> GOAL OF THE EXERCISE: Find the string "name" in the data, then copy every line where it is found.

+--

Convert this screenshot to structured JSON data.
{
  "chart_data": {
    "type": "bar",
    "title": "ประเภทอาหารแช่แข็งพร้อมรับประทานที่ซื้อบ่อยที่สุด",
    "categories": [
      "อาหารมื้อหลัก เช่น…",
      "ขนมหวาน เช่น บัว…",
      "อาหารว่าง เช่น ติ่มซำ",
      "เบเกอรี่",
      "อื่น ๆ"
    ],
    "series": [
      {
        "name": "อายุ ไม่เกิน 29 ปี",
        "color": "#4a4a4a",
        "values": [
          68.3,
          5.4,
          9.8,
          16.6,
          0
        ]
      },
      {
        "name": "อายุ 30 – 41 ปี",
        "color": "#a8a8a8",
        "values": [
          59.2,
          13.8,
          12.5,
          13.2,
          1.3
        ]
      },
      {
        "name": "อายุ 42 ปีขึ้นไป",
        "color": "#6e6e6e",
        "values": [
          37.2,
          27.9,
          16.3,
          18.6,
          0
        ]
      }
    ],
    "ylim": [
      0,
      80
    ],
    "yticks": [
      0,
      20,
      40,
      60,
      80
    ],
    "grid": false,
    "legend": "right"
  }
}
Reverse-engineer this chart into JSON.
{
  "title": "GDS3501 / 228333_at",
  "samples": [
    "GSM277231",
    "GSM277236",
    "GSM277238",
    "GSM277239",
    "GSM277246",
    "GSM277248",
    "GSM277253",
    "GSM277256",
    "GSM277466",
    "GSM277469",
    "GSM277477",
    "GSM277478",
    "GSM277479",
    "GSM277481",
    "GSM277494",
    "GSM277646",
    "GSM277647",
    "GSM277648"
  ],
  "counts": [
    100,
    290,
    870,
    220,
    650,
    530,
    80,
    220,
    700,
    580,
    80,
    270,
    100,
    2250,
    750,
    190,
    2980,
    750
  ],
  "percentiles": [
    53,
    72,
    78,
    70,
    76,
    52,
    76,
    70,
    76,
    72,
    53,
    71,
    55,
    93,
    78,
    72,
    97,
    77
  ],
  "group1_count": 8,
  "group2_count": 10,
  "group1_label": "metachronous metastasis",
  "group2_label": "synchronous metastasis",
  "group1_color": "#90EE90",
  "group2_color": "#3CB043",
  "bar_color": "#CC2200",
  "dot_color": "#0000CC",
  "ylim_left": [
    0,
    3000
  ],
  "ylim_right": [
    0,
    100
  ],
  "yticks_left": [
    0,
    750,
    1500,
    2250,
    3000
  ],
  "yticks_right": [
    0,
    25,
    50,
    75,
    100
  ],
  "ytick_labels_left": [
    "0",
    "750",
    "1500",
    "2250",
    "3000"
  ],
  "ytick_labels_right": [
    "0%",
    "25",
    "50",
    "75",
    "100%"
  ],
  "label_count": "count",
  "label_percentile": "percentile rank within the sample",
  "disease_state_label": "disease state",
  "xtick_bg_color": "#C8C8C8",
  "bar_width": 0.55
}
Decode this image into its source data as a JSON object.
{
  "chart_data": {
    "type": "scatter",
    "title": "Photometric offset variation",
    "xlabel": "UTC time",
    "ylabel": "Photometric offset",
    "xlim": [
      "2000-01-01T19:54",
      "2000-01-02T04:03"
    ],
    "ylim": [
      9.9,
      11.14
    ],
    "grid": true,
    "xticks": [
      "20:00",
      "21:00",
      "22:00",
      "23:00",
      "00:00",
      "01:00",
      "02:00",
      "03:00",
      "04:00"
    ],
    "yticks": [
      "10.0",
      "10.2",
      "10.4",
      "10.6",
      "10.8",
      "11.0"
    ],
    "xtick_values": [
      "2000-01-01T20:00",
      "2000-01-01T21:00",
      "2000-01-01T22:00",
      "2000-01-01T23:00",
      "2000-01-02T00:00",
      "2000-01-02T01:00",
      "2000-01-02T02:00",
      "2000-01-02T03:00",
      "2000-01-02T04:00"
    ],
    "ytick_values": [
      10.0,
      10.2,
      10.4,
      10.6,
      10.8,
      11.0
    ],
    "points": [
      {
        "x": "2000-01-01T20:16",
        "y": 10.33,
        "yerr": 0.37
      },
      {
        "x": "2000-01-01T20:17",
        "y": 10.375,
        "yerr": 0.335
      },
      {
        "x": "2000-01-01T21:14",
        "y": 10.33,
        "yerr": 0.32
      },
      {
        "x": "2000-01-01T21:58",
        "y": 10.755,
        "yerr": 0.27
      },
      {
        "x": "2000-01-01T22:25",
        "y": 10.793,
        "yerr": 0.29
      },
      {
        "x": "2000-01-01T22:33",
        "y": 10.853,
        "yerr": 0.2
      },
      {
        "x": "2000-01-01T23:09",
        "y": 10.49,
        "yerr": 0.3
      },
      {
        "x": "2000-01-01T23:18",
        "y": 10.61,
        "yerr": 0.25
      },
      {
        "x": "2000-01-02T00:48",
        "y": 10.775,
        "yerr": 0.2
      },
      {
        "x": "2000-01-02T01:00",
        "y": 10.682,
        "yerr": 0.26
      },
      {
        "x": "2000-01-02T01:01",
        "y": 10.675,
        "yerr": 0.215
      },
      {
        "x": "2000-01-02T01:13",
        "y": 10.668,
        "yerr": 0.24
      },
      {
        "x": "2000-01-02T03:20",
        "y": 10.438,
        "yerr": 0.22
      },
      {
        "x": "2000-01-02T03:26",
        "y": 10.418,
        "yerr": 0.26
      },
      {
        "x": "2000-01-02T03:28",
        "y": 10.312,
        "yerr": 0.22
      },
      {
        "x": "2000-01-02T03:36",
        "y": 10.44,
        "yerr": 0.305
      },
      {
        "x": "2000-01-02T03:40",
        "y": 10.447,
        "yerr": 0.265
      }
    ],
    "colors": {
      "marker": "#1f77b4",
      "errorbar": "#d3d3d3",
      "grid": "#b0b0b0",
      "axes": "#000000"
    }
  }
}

+--

> ANSWER:
        "name": "อายุ ไม่เกิน 29 ปี",
        "name": "อายุ 30 – 41 ปี",
        "name": "อายุ 42 ปีขึ้นไป",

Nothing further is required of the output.